━━━ Input for this task ━━━
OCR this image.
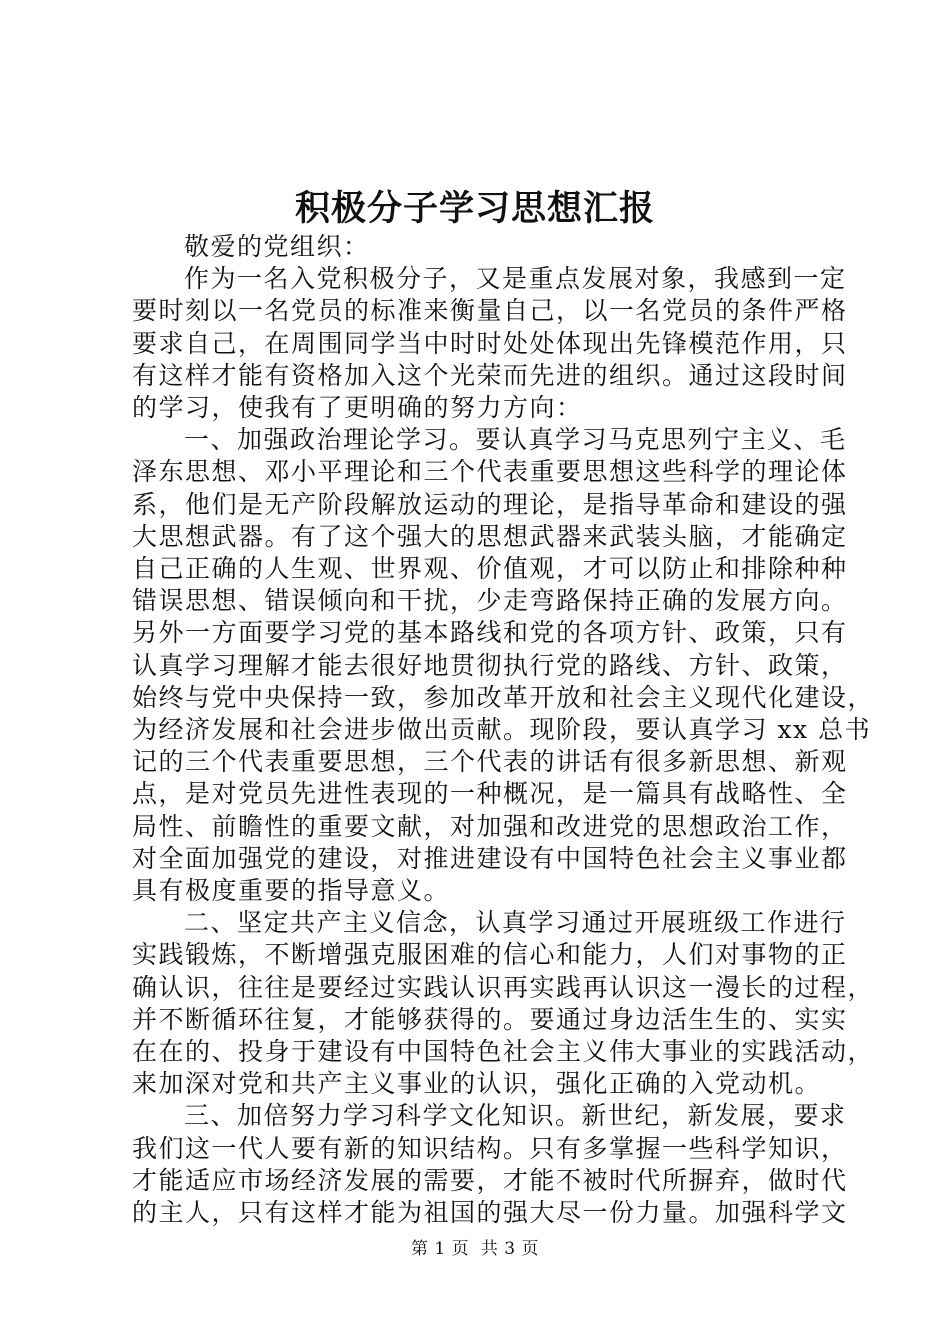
积极分子学习思想汇报

敬爱的党组织：

作为一名入党积极分子，又是重点发展对象，我感到一定
要时刻以一名党员的标准来衡量自己，以一名党员的条件严格
要求自己，在周围同学当中时时处处体现出先锋模范作用，只
有这样才能有资格加入这个光荣而先进的组织。通过这段时间
的学习，使我有了更明确的努力方向：

一、加强政治理论学习。要认真学习马克思列宁主义、毛
泽东思想、邓小平理论和三个代表重要思想这些科学的理论体
系，他们是无产阶段解放运动的理论，是指导革命和建设的强
大思想武器。有了这个强大的思想武器来武装头脑，才能确定
自己正确的人生观、世界观、价值观，才可以防止和排除种种
错误思想、错误倾向和干扰，少走弯路保持正确的发展方向。
另外一方面要学习党的基本路线和党的各项方针、政策，只有
认真学习理解才能去很好地贯彻执行党的路线、方针、政策，
始终与党中央保持一致，参加改革开放和社会主义现代化建设，
为经济发展和社会进步做出贡献。现阶段，要认真学习 xx 总书
记的三个代表重要思想，三个代表的讲话有很多新思想、新观
点，是对党员先进性表现的一种概况，是一篇具有战略性、全
局性、前瞻性的重要文献，对加强和改进党的思想政治工作，
对全面加强党的建设，对推进建设有中国特色社会主义事业都
具有极度重要的指导意义。

二、坚定共产主义信念，认真学习通过开展班级工作进行
实践锻炼，不断增强克服困难的信心和能力，人们对事物的正
确认识，往往是要经过实践认识再实践再认识这一漫长的过程，
并不断循环往复，才能够获得的。要通过身边活生生的、实实
在在的、投身于建设有中国特色社会主义伟大事业的实践活动，
来加深对党和共产主义事业的认识，强化正确的入党动机。

三、加倍努力学习科学文化知识。新世纪，新发展，要求
我们这一代人要有新的知识结构。只有多掌握一些科学知识，
才能适应市场经济发展的需要，才能不被时代所摒弃，做时代
的主人，只有这样才能为祖国的强大尽一份力量。加强科学文

第 1 页  共 3 页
━━━
Prompt: Leave the pictures out and print the records above exactly as they stand.

Result:
OCR this image.
积极分子学习思想汇报

敬爱的党组织：

作为一名入党积极分子，又是重点发展对象，我感到一定
要时刻以一名党员的标准来衡量自己，以一名党员的条件严格
要求自己，在周围同学当中时时处处体现出先锋模范作用，只
有这样才能有资格加入这个光荣而先进的组织。通过这段时间
的学习，使我有了更明确的努力方向：

一、加强政治理论学习。要认真学习马克思列宁主义、毛
泽东思想、邓小平理论和三个代表重要思想这些科学的理论体
系，他们是无产阶段解放运动的理论，是指导革命和建设的强
大思想武器。有了这个强大的思想武器来武装头脑，才能确定
自己正确的人生观、世界观、价值观，才可以防止和排除种种
错误思想、错误倾向和干扰，少走弯路保持正确的发展方向。
另外一方面要学习党的基本路线和党的各项方针、政策，只有
认真学习理解才能去很好地贯彻执行党的路线、方针、政策，
始终与党中央保持一致，参加改革开放和社会主义现代化建设，
为经济发展和社会进步做出贡献。现阶段，要认真学习 xx 总书
记的三个代表重要思想，三个代表的讲话有很多新思想、新观
点，是对党员先进性表现的一种概况，是一篇具有战略性、全
局性、前瞻性的重要文献，对加强和改进党的思想政治工作，
对全面加强党的建设，对推进建设有中国特色社会主义事业都
具有极度重要的指导意义。

二、坚定共产主义信念，认真学习通过开展班级工作进行
实践锻炼，不断增强克服困难的信心和能力，人们对事物的正
确认识，往往是要经过实践认识再实践再认识这一漫长的过程，
并不断循环往复，才能够获得的。要通过身边活生生的、实实
在在的、投身于建设有中国特色社会主义伟大事业的实践活动，
来加深对党和共产主义事业的认识，强化正确的入党动机。

三、加倍努力学习科学文化知识。新世纪，新发展，要求
我们这一代人要有新的知识结构。只有多掌握一些科学知识，
才能适应市场经济发展的需要，才能不被时代所摒弃，做时代
的主人，只有这样才能为祖国的强大尽一份力量。加强科学文

第 1 页  共 3 页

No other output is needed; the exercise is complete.